>> Begin Material supplied

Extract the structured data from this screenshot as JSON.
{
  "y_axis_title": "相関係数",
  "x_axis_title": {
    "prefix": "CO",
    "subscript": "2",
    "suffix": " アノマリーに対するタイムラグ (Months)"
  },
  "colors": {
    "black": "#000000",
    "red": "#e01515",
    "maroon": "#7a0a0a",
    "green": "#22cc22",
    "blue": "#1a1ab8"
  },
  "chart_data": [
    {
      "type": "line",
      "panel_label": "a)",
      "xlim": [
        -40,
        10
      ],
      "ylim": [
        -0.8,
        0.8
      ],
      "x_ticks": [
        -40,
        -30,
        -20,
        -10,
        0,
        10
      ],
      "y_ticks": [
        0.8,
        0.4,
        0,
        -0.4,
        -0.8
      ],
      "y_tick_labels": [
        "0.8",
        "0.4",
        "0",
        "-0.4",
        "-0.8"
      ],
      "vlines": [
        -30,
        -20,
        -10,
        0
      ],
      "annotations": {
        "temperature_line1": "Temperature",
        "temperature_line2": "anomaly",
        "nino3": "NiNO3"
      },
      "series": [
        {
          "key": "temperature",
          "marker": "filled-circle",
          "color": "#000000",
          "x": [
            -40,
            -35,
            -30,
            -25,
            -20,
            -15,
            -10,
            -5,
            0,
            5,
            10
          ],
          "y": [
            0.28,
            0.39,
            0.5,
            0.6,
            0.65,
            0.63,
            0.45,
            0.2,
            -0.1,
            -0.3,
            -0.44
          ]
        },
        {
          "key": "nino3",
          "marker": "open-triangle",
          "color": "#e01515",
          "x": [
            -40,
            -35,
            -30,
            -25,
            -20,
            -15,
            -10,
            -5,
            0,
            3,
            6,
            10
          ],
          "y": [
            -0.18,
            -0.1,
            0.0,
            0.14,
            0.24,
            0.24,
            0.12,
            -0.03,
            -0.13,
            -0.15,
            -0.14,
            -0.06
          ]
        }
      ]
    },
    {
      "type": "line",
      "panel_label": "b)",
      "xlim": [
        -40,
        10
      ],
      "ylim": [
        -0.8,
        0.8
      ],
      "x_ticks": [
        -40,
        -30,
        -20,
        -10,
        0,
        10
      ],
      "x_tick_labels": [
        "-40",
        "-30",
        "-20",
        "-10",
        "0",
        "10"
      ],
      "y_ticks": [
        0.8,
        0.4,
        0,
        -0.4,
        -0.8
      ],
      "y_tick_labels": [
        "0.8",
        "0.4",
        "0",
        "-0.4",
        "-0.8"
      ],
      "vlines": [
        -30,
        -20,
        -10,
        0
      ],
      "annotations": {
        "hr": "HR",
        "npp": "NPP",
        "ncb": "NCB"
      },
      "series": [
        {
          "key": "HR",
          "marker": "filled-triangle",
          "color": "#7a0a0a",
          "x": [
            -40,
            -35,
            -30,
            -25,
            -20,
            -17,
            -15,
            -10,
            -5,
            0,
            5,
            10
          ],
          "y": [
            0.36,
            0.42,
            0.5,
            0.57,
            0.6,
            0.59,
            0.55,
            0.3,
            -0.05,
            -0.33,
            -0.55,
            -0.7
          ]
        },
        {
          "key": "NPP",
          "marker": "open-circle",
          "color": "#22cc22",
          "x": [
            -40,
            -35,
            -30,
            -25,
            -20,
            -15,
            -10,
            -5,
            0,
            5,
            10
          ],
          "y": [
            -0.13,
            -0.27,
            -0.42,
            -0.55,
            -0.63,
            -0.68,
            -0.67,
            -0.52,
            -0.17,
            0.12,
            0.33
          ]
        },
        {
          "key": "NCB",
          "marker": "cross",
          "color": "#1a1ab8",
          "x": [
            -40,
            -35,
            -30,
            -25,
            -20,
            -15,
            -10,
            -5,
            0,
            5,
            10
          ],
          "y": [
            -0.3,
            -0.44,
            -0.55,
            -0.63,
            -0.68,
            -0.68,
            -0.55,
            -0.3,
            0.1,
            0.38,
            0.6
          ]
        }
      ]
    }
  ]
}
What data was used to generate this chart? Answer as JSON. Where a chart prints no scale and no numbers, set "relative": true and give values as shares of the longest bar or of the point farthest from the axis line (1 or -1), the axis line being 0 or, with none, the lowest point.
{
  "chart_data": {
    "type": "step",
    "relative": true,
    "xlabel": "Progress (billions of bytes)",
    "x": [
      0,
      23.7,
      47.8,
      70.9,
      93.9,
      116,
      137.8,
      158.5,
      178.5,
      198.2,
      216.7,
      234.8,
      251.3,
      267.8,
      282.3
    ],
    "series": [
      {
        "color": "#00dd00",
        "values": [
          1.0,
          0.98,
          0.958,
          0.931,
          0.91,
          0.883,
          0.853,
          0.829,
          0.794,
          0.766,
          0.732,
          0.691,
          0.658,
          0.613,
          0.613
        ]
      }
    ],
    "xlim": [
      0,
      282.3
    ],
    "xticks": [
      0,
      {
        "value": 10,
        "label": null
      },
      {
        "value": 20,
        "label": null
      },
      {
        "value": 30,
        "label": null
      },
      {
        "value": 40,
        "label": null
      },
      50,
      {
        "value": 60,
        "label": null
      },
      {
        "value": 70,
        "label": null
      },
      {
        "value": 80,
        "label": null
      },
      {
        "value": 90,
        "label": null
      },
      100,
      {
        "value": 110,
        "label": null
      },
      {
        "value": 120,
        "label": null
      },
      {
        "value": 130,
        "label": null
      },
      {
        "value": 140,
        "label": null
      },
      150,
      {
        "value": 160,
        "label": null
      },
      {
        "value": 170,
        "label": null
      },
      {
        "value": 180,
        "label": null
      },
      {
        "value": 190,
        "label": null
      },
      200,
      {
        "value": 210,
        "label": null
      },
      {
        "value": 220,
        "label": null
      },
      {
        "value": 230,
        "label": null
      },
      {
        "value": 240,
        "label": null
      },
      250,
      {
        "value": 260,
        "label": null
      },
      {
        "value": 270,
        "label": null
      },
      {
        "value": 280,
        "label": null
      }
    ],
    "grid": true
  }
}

>> End Material supplied

• **Given task**
Search the data above for the string "values" and copy each line that has it.

• **Response below**
What data was used to generate this chart? Answer as JSON. Where a chart prints no scale and no numbers, set "relative": true and give values as shares of the longest bar or of the point farthest from the axis line (1 or -1), the axis line being 0 or, with none, the lowest point.
        "values": [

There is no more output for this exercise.